=== Extrait du document ===

Se laisser rajeunir par l’Esprit

Critique de l’orgueil et de la mondanité spirituelle ; critique, aussi, de l’immobilisme, du centralisme, de tout ce qui peut figer les choses et risque alors d’éteindre l’Esprit. C’est ainsi que Pierre évoque son départ de la Légion de Marie, ce groupe apostolique qu’il avait rejoint dans les années 1940, et dans lequel il avait tant appris : « Les cadres ont vieilli, et le mouvement, en France, s’est étiolé. » Il gardera toujours une défiance pour tout ce qui ne sait pas se laisser rajeunir par l’Esprit et ses appels – et c’est cela qu’il transmettra, à la Communauté et, en elle, aux prêtres.

Brûlés d’amour missionnaires

Il sait aussi que l’une des sources du rajeunissement de l’Église réside dans le sacerdoce même, et dans le regard que le sacerdoce peut porter sur la société à évangéliser, sur l’époque en laquelle proclamer l’ Évangile.
Il connaît d’expérience cette source de rajeunissement, car il l’a découverte auprès de l’archevêque de Paris, le cardinal Suhard, à son contact, au cours de leurs longs entretiens sur l’Église et la mission : « Le cardinal Suhard était un missionnaire. il avait une grande âme. Il me confiait ses soucis et il me faisait des confidences. »

===

Consigne:
Répondez brièvement aux questions suivantes d'après l'extrait consacré à Pierre :
1. Dans quelles années Pierre avait-il rejoint la Légion de Marie ?
2. Qu'est devenu ce mouvement en France, selon les mots de Pierre ?
3. Auprès de quel archevêque de Paris Pierre a-t-il découvert que le sacerdoce est une source de rajeunissement de l'Église ?

=== Données fournies ===

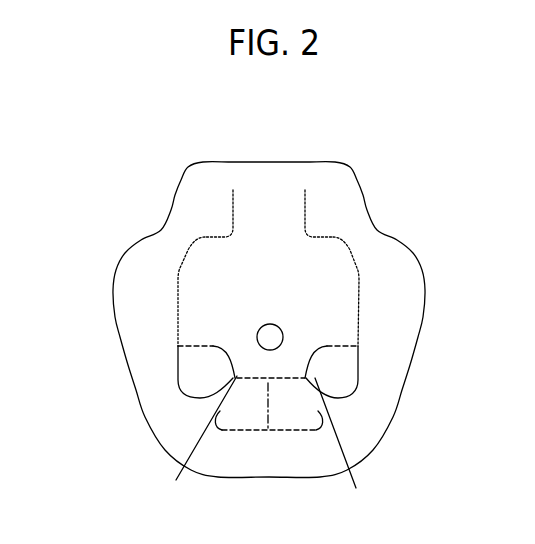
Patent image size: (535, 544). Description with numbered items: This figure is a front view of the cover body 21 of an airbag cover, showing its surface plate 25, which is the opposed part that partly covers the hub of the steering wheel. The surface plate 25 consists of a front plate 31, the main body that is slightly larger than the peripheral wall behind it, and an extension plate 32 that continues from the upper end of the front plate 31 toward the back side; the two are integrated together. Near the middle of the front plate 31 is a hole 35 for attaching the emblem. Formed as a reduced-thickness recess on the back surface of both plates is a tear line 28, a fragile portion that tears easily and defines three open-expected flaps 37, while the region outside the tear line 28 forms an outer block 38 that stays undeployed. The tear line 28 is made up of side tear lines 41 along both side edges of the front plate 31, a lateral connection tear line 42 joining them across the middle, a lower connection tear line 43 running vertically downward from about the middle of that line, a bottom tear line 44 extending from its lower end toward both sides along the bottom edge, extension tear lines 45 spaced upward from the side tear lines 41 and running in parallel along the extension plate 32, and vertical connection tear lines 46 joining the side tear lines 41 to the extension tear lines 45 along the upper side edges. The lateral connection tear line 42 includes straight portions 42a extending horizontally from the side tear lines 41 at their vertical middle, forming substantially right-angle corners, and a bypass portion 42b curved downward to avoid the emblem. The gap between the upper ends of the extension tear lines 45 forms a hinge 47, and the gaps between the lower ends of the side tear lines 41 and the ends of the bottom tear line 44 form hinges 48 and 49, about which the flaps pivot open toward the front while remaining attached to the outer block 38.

The cover body 21 is at (286, 150).
The surface plate 25 is at (408, 268).
The tear line 28 is at (178, 282).
The front plate 31 is at (397, 350).
The extension plate 32 is at (343, 195).
The hole 35 is at (268, 323).
The open-expected flaps 37 is at (202, 262).
The outer block 38 is at (132, 297).
The side tear lines 41 is at (178, 367).
The lateral connection tear line 42 is at (176, 480).
The straight portions 42a is at (180, 340).
The bypass portion 42b is at (356, 488).
The lower connection tear line 43 is at (265, 432).
The bottom tear line 44 is at (293, 432).
The extension tear lines 45 is at (232, 204).
The vertical connection tear lines 46 is at (203, 237).
The hinge 47 is at (263, 203).
The hinge 48 is at (193, 403).
The hinge 49 is at (345, 403).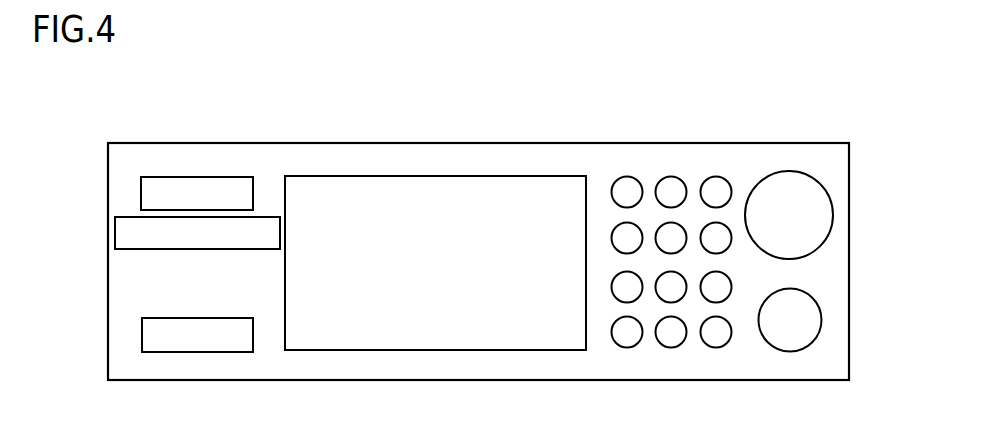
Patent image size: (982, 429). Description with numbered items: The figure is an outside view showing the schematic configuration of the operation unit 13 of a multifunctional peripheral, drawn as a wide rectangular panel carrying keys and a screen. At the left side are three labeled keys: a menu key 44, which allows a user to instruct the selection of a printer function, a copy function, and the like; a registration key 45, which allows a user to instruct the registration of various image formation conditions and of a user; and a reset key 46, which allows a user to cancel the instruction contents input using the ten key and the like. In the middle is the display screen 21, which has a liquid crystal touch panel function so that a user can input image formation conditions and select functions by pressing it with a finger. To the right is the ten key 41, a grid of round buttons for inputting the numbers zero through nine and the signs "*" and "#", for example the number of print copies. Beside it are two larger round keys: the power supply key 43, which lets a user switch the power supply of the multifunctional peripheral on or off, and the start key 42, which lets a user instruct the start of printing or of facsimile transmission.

The operation unit 13 is at (800, 142).
The display screen 21 is at (543, 176).
The ten key 41 is at (680, 161).
The start key 42 is at (821, 320).
The power supply key 43 is at (831, 198).
The menu key 44 is at (141, 193).
The registration key 45 is at (115, 238).
The reset key 46 is at (142, 340).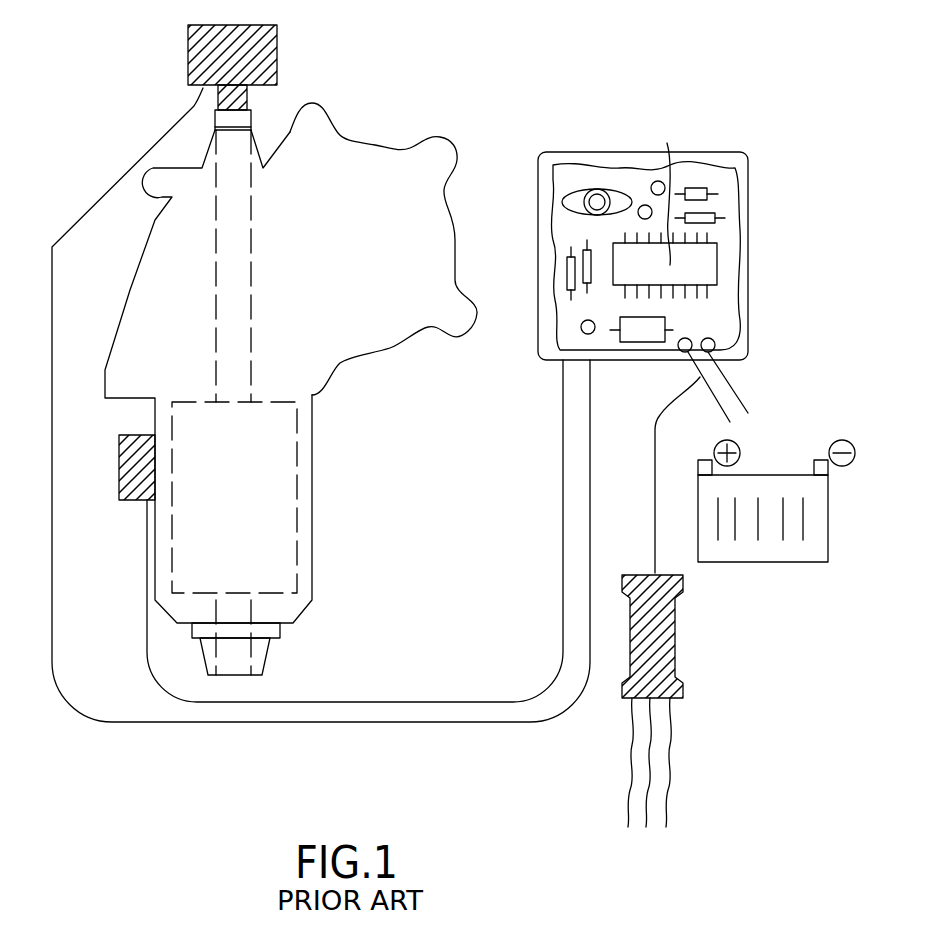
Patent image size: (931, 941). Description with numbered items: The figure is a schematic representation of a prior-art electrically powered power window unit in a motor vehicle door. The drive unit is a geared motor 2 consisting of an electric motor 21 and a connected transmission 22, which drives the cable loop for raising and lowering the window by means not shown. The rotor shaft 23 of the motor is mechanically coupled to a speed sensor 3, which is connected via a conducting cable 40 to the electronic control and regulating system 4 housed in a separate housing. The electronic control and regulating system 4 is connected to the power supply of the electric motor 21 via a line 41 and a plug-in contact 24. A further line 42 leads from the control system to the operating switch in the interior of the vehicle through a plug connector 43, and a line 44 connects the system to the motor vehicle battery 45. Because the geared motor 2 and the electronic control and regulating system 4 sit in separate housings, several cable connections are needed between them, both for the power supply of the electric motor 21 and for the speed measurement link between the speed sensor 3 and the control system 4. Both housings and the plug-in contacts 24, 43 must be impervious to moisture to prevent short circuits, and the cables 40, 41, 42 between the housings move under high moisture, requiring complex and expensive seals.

The geared motor 2 is at (355, 394).
The speed sensor 3 is at (265, 45).
The electronic control and regulating system 4 is at (712, 265).
The electric motor 21 is at (278, 582).
The transmission 22 is at (383, 173).
The rotor shaft 23 is at (214, 276).
The plug-in contact 24 is at (137, 483).
The cable 40 is at (103, 722).
The line 41 is at (297, 702).
The line 42 is at (653, 498).
The plug-in contact 43 is at (667, 660).
The line 44 is at (738, 392).
The motor vehicle battery 45 is at (767, 552).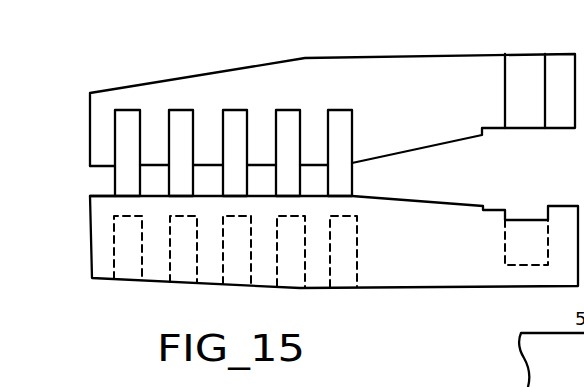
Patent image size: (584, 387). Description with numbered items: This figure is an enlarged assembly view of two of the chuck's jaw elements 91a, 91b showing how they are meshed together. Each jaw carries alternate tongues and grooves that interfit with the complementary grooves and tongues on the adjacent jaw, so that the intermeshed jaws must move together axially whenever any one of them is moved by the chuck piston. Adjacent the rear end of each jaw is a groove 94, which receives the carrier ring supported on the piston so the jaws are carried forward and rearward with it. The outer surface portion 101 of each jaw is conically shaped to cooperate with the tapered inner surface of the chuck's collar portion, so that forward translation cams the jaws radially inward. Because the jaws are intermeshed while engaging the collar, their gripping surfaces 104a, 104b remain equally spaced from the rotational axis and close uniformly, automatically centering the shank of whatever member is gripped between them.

===

Corrigé de l'exercice:
1. Dans les années 1940.
2. Il s'est étiolé, ses cadres ayant vieilli.
3. Auprès du cardinal Suhard.